## FRAGMENT

De context van de bundel maakt duidelijk dat de verschijning van de maagd zich alleen in het dichterlijk visioen voordoet. Als hardnekkig ‘masturbant’ is het alter ego van Ouwens immers ‘zichzelf genoeg’; hem is
‘niet duidelijk wat er naast/het eigen lichaam nog te beleven valt.’ De omklemde keel is dus niets anders dan het eigen lid. Ook al loopt hij ‘met God halverwege mijn hersenen/en het hiernamaals als een diploma in mijn binnenzak’, uiteindelijk draait de jacht op de onbereikbare altijd weer uit op de soloseks, die iedere verschijning van de andere werkelijkheid terugbrengt tot een spiegelbeeld.
Kenmerkend voor Ouwens’ latere ontwikkeling is dat alles wat aan de oppervlakte aan Reve herinnerde – de anekdotiek, de ironie die menigmaal naar lolbroekerij doorschiet – plaats maakte voor een verdieping van de door Reve geïnspireerde thematiek. En ook hierin gaat Ouwens verder dan zijn vroegere voorbeeld. Het narcistisch ik dat in zijn gedichten aan het woord komt, is zich er van bewust dat alle mogelijkheden tot spiegeling en projectie zijn weggevallen, zodat zelfs een God naar eigen beeld en gelijkenis, zoals Reve zich die schiep, niet langer voldoet. Wat in Ouwens’ poëzie echter gebleven is, is de bezwerende toon die voortkomt uit een geraffineerd gebruik van gedragen taal. Geheel gemodelleerd naar de litanieachtige structuur is het gedicht ‘Ik was geen jongen meer’ uit de recente bundel Droom.
Mijn andere voorbeeld is Anton Korteweg. In zijn eerste drie bundels schreef hij voornamelijk ‘anecdotische’ poëzie, waarin het bijbelse taalgebruik vrijwel exclusiefin parodiërende zin werd aangewend. Een van de weinige uitzonderingen is te vinden in De stormwind van zijn hand (1975). Het is een gedicht dat verwijst naar het opschrift (‘God roept u’) van een Leidse, inmiddels alweer gesloopte, nieuwbouwkerk.
Nadat Korteweg zeven jaar had gezwegen debuteerde hij opnieuw met Tussen twee stilten. Gebruikte hij de ironie voordien nog als een nooduitgang die werd geforceerd om niet al te openlijk de dupe van de half beleden, half verzwegen weltschmerz te worden, in zijn vierde bundel durfde hij het risico van het pathos aan, en bewees toen pas met recht dat hij de reviaanse leerschool met vrucht had doorlopen. Om dat te illustreren citeer ik een laatste gedicht. Net als Ouwens is Korteweg hier geslaagd in het diffuus maken van het onderscheid tussen hemelse en aardse liefde, of het verlangen daarnaar.

## WERKOPDRACHT
Beantwoord aan de hand van het fragment de volgende vragen:
(a) In welke bundel van Ouwens staat het gedicht ‘Ik was geen jongen meer’?
(b) In welk jaar verscheen Kortewegs De stormwind van zijn hand?
(c) Hoeveel jaar zweeg Korteweg voordat hij opnieuw debuteerde, en met welke bundel?
De lijst die volgt heeft niets met het fragment te maken.

## GEGEVEN INFORMATIE
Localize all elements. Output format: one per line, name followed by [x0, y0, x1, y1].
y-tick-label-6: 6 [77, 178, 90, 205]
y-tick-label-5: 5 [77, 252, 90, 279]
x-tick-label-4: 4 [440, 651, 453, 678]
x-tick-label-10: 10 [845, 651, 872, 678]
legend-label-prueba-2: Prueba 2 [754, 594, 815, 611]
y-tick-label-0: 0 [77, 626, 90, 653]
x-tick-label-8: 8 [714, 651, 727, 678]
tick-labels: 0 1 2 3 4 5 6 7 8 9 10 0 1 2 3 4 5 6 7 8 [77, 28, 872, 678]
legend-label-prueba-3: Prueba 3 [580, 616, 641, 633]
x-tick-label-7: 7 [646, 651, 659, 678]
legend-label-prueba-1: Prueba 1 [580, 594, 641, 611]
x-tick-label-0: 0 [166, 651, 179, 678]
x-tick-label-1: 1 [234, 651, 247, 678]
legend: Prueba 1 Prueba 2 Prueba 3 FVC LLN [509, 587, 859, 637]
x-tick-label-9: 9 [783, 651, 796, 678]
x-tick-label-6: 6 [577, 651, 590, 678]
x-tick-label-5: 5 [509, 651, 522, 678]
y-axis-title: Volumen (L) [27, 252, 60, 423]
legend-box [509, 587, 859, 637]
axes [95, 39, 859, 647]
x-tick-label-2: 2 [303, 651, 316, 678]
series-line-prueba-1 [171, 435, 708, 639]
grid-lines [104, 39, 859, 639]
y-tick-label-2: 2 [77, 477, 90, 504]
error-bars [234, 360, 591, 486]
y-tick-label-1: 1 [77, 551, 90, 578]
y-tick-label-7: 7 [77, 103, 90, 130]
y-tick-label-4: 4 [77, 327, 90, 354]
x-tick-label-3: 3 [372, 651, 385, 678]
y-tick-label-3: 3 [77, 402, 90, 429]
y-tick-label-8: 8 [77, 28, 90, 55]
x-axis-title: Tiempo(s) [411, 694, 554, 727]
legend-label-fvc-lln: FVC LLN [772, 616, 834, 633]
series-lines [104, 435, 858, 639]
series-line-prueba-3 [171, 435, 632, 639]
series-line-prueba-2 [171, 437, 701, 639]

## ANTWOORD
(a) In de recente bundel Droom.
(b) In 1975.
(c) Zeven jaar, met de bundel Tussen twee stilten.